- RECORDS PROVIDED
--*--

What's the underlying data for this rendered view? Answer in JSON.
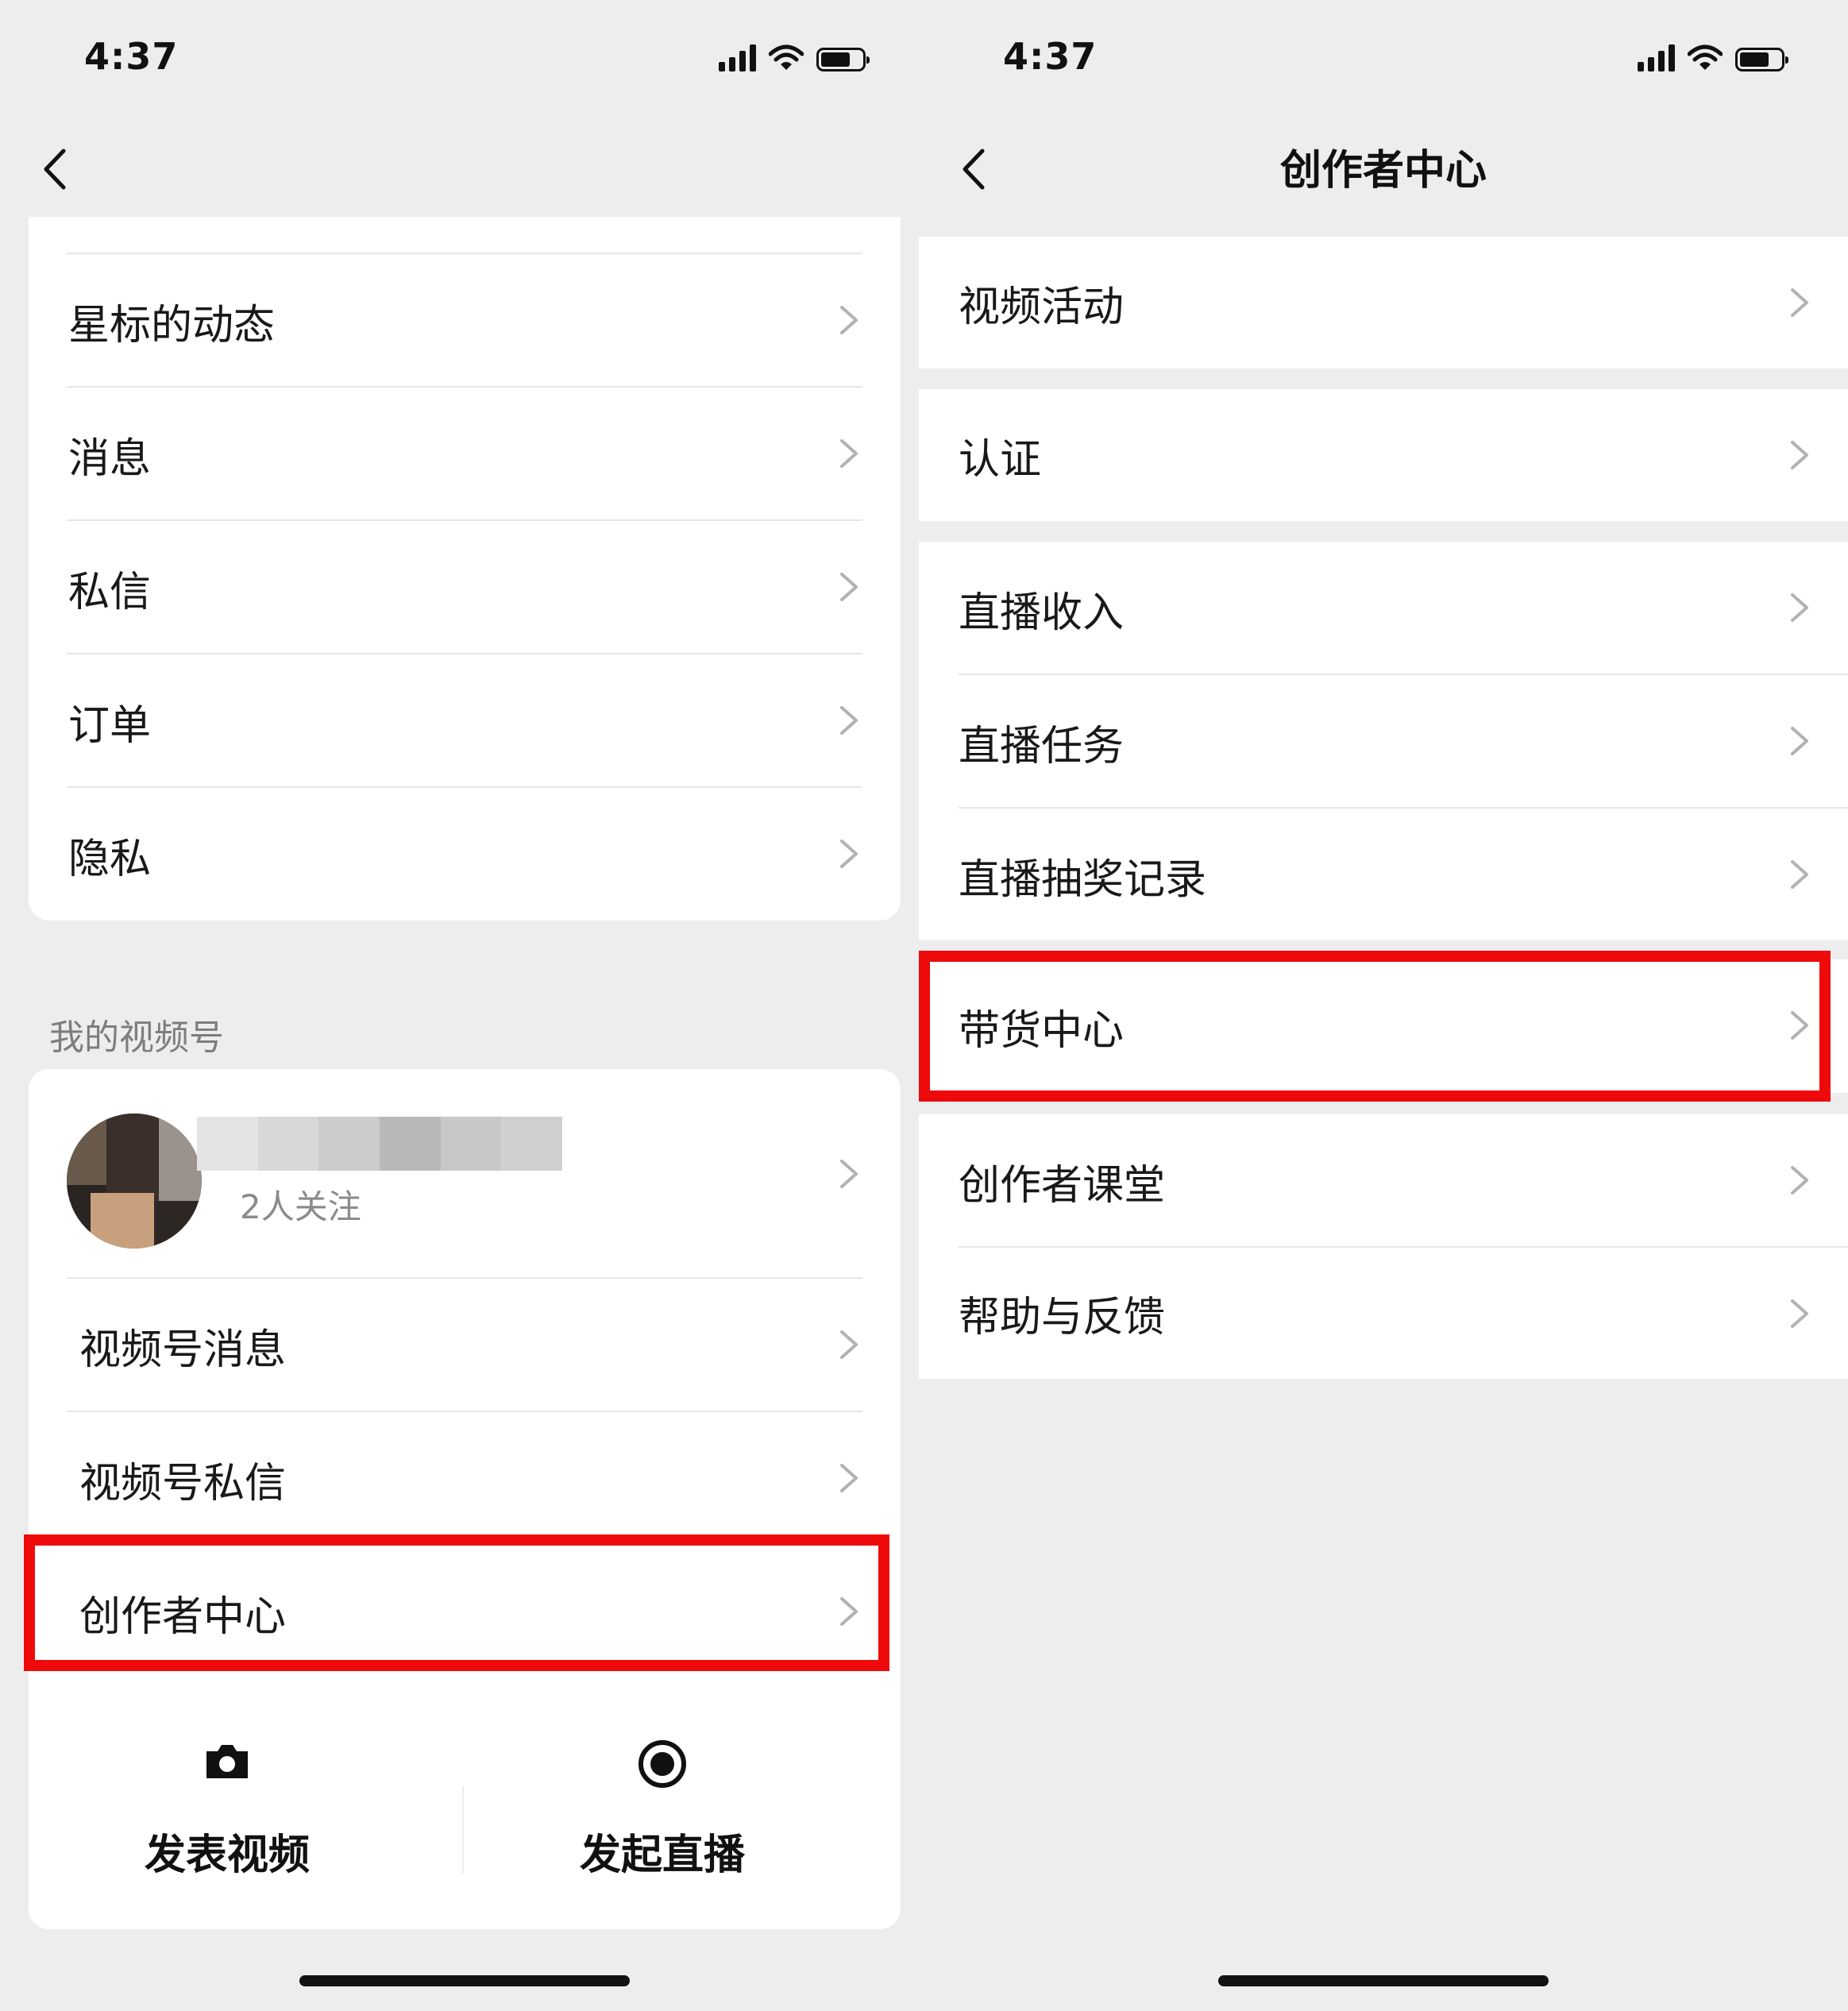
{
  "left_screen": {
    "status_bar": {
      "time": "4:37"
    },
    "menu_items": [
      {
        "label": "星标的动态"
      },
      {
        "label": "消息"
      },
      {
        "label": "私信"
      },
      {
        "label": "订单"
      },
      {
        "label": "隐私"
      }
    ],
    "section_label": "我的视频号",
    "profile": {
      "followers": "2人关注"
    },
    "channel_items": [
      {
        "label": "视频号消息"
      },
      {
        "label": "视频号私信"
      },
      {
        "label": "创作者中心"
      }
    ],
    "actions": {
      "post_video": "发表视频",
      "start_live": "发起直播"
    }
  },
  "right_screen": {
    "status_bar": {
      "time": "4:37"
    },
    "title": "创作者中心",
    "items": [
      {
        "label": "视频活动"
      },
      {
        "label": "认证"
      },
      {
        "label": "直播收入"
      },
      {
        "label": "直播任务"
      },
      {
        "label": "直播抽奖记录"
      },
      {
        "label": "带货中心"
      },
      {
        "label": "创作者课堂"
      },
      {
        "label": "帮助与反馈"
      }
    ]
  },
  "colors": {
    "background": "#ededed",
    "card": "#ffffff",
    "highlight": "#ee0a0a",
    "text": "#191919",
    "secondary_text": "#7d7d7d"
  },
  "icons": [
    "back-icon",
    "chevron-right-icon",
    "camera-icon",
    "live-record-icon",
    "signal-icon",
    "wifi-icon",
    "battery-icon"
  ]
}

--*--

- YOUR OBJECTIVE
Transcribe every line from the records above without alteration, and leave out the images.

- FINAL RESULT
What's the underlying data for this rendered view? Answer in JSON.
{
  "left_screen": {
    "status_bar": {
      "time": "4:37"
    },
    "menu_items": [
      {
        "label": "星标的动态"
      },
      {
        "label": "消息"
      },
      {
        "label": "私信"
      },
      {
        "label": "订单"
      },
      {
        "label": "隐私"
      }
    ],
    "section_label": "我的视频号",
    "profile": {
      "followers": "2人关注"
    },
    "channel_items": [
      {
        "label": "视频号消息"
      },
      {
        "label": "视频号私信"
      },
      {
        "label": "创作者中心"
      }
    ],
    "actions": {
      "post_video": "发表视频",
      "start_live": "发起直播"
    }
  },
  "right_screen": {
    "status_bar": {
      "time": "4:37"
    },
    "title": "创作者中心",
    "items": [
      {
        "label": "视频活动"
      },
      {
        "label": "认证"
      },
      {
        "label": "直播收入"
      },
      {
        "label": "直播任务"
      },
      {
        "label": "直播抽奖记录"
      },
      {
        "label": "带货中心"
      },
      {
        "label": "创作者课堂"
      },
      {
        "label": "帮助与反馈"
      }
    ]
  },
  "colors": {
    "background": "#ededed",
    "card": "#ffffff",
    "highlight": "#ee0a0a",
    "text": "#191919",
    "secondary_text": "#7d7d7d"
  },
  "icons": [
    "back-icon",
    "chevron-right-icon",
    "camera-icon",
    "live-record-icon",
    "signal-icon",
    "wifi-icon",
    "battery-icon"
  ]
}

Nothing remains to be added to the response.